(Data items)
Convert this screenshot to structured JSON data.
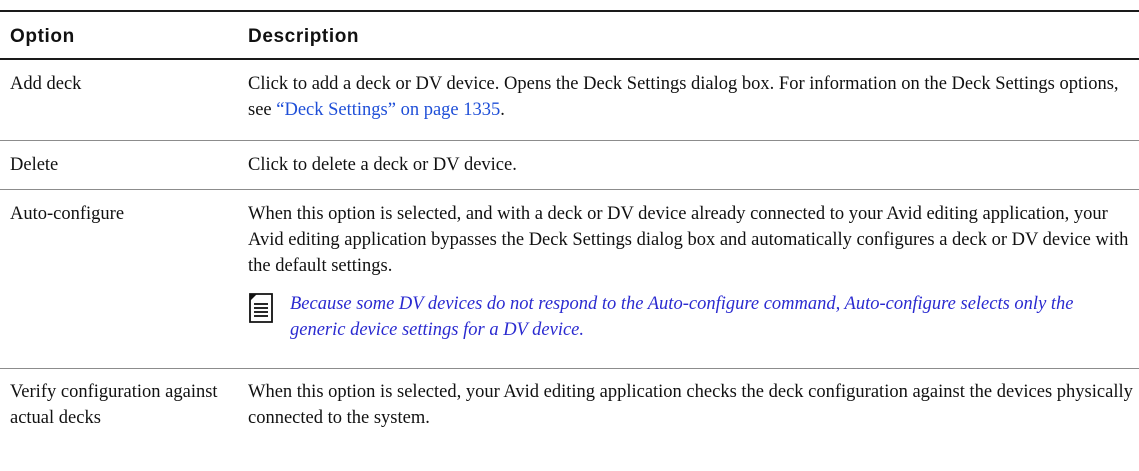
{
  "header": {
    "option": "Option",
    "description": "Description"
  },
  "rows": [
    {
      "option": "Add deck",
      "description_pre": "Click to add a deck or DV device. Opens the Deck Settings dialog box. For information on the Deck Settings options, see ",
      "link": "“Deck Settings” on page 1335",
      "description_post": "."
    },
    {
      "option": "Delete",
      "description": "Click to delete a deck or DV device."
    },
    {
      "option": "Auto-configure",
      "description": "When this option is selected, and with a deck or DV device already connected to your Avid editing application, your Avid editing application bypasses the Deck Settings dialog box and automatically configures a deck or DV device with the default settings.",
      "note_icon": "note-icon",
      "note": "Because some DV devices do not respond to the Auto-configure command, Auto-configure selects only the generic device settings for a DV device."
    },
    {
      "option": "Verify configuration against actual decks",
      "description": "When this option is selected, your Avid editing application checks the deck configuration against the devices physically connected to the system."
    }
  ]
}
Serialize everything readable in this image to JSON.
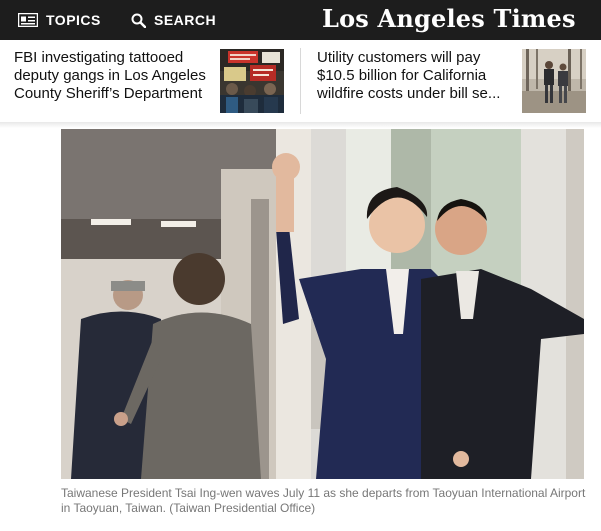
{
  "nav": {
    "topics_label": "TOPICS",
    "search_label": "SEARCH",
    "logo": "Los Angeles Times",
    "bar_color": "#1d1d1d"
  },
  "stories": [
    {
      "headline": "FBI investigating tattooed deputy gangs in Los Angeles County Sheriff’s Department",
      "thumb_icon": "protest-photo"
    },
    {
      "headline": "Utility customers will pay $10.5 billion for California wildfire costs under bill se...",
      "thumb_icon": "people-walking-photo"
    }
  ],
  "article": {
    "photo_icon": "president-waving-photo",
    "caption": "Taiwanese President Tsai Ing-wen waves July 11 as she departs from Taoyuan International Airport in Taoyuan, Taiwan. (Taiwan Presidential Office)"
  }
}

**What the task requires**
In the listing above, find each line with the word "your" and copy it.

**Exercise output**
      "description": "When this option is selected, and with a deck or DV device already connected to your Avid editing application, your Avid editing application bypasses the Deck Settings dialog box and automatically configures a deck or DV device with the default settings.",
      "description": "When this option is selected, your Avid editing application checks the deck configuration against the devices physically connected to the system."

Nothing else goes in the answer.